WHAT THE TASK ASKS — Quote, without change, all of the lines that follow.

Part of a data file —
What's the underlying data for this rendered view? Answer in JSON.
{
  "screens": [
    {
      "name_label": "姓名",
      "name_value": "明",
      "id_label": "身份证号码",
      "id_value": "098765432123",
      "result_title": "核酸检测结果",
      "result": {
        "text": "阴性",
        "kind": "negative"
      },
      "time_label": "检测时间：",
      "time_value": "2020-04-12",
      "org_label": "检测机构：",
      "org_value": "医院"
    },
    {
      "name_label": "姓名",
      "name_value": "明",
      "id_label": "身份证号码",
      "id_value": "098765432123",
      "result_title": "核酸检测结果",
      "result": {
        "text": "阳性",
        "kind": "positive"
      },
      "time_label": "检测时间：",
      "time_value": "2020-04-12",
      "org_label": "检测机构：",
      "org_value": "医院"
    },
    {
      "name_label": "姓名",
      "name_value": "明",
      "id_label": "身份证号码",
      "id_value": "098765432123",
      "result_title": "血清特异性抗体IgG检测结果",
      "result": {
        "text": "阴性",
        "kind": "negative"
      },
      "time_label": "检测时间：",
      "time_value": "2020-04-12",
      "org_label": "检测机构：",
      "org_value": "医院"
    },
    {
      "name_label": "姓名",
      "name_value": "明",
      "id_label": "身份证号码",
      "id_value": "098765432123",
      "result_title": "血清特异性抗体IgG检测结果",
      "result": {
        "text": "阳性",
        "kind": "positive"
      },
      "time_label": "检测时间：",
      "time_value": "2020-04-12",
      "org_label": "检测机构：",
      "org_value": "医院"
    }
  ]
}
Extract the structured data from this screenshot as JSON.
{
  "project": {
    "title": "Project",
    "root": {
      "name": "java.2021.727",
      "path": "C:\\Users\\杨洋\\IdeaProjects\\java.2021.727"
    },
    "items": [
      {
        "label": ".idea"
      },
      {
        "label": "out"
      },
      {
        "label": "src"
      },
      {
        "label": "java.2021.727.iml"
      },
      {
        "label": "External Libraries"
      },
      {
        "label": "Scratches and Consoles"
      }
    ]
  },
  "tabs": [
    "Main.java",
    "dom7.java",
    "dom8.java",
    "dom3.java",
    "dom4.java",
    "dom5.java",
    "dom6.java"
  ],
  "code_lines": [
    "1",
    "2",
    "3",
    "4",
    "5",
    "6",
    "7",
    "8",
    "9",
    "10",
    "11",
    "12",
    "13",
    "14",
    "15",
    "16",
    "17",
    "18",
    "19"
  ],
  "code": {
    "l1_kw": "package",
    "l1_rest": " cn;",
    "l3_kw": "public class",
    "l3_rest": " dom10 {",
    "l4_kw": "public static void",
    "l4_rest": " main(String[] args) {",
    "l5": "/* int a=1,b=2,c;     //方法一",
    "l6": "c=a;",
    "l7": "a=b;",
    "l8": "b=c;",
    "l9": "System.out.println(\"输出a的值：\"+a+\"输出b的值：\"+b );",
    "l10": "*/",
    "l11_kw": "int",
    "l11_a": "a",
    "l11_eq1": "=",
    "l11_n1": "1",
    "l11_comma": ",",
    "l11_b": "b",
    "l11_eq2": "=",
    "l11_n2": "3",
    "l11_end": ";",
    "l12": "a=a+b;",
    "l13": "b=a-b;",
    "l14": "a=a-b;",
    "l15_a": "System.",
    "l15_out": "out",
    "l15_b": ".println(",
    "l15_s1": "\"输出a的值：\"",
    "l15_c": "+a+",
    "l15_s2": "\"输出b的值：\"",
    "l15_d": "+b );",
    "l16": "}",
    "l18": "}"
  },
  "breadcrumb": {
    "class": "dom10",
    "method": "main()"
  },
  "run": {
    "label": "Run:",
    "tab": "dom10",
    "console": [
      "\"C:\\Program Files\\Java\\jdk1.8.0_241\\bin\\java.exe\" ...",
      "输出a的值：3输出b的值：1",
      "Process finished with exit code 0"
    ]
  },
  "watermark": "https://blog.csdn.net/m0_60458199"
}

THE RESPONSE —
What's the underlying data for this rendered view? Answer in JSON.
{
  "screens": [
    {
      "name_label": "姓名",
      "name_value": "明",
      "id_label": "身份证号码",
      "id_value": "098765432123",
      "result_title": "核酸检测结果",
      "result": {
        "text": "阴性",
        "kind": "negative"
      },
      "time_label": "检测时间：",
      "time_value": "2020-04-12",
      "org_label": "检测机构：",
      "org_value": "医院"
    },
    {
      "name_label": "姓名",
      "name_value": "明",
      "id_label": "身份证号码",
      "id_value": "098765432123",
      "result_title": "核酸检测结果",
      "result": {
        "text": "阳性",
        "kind": "positive"
      },
      "time_label": "检测时间：",
      "time_value": "2020-04-12",
      "org_label": "检测机构：",
      "org_value": "医院"
    },
    {
      "name_label": "姓名",
      "name_value": "明",
      "id_label": "身份证号码",
      "id_value": "098765432123",
      "result_title": "血清特异性抗体IgG检测结果",
      "result": {
        "text": "阴性",
        "kind": "negative"
      },
      "time_label": "检测时间：",
      "time_value": "2020-04-12",
      "org_label": "检测机构：",
      "org_value": "医院"
    },
    {
      "name_label": "姓名",
      "name_value": "明",
      "id_label": "身份证号码",
      "id_value": "098765432123",
      "result_title": "血清特异性抗体IgG检测结果",
      "result": {
        "text": "阳性",
        "kind": "positive"
      },
      "time_label": "检测时间：",
      "time_value": "2020-04-12",
      "org_label": "检测机构：",
      "org_value": "医院"
    }
  ]
}
Extract the structured data from this screenshot as JSON.
{
  "project": {
    "title": "Project",
    "root": {
      "name": "java.2021.727",
      "path": "C:\\Users\\杨洋\\IdeaProjects\\java.2021.727"
    },
    "items": [
      {
        "label": ".idea"
      },
      {
        "label": "out"
      },
      {
        "label": "src"
      },
      {
        "label": "java.2021.727.iml"
      },
      {
        "label": "External Libraries"
      },
      {
        "label": "Scratches and Consoles"
      }
    ]
  },
  "tabs": [
    "Main.java",
    "dom7.java",
    "dom8.java",
    "dom3.java",
    "dom4.java",
    "dom5.java",
    "dom6.java"
  ],
  "code_lines": [
    "1",
    "2",
    "3",
    "4",
    "5",
    "6",
    "7",
    "8",
    "9",
    "10",
    "11",
    "12",
    "13",
    "14",
    "15",
    "16",
    "17",
    "18",
    "19"
  ],
  "code": {
    "l1_kw": "package",
    "l1_rest": " cn;",
    "l3_kw": "public class",
    "l3_rest": " dom10 {",
    "l4_kw": "public static void",
    "l4_rest": " main(String[] args) {",
    "l5": "/* int a=1,b=2,c;     //方法一",
    "l6": "c=a;",
    "l7": "a=b;",
    "l8": "b=c;",
    "l9": "System.out.println(\"输出a的值：\"+a+\"输出b的值：\"+b );",
    "l10": "*/",
    "l11_kw": "int",
    "l11_a": "a",
    "l11_eq1": "=",
    "l11_n1": "1",
    "l11_comma": ",",
    "l11_b": "b",
    "l11_eq2": "=",
    "l11_n2": "3",
    "l11_end": ";",
    "l12": "a=a+b;",
    "l13": "b=a-b;",
    "l14": "a=a-b;",
    "l15_a": "System.",
    "l15_out": "out",
    "l15_b": ".println(",
    "l15_s1": "\"输出a的值：\"",
    "l15_c": "+a+",
    "l15_s2": "\"输出b的值：\"",
    "l15_d": "+b );",
    "l16": "}",
    "l18": "}"
  },
  "breadcrumb": {
    "class": "dom10",
    "method": "main()"
  },
  "run": {
    "label": "Run:",
    "tab": "dom10",
    "console": [
      "\"C:\\Program Files\\Java\\jdk1.8.0_241\\bin\\java.exe\" ...",
      "输出a的值：3输出b的值：1",
      "Process finished with exit code 0"
    ]
  },
  "watermark": "https://blog.csdn.net/m0_60458199"
}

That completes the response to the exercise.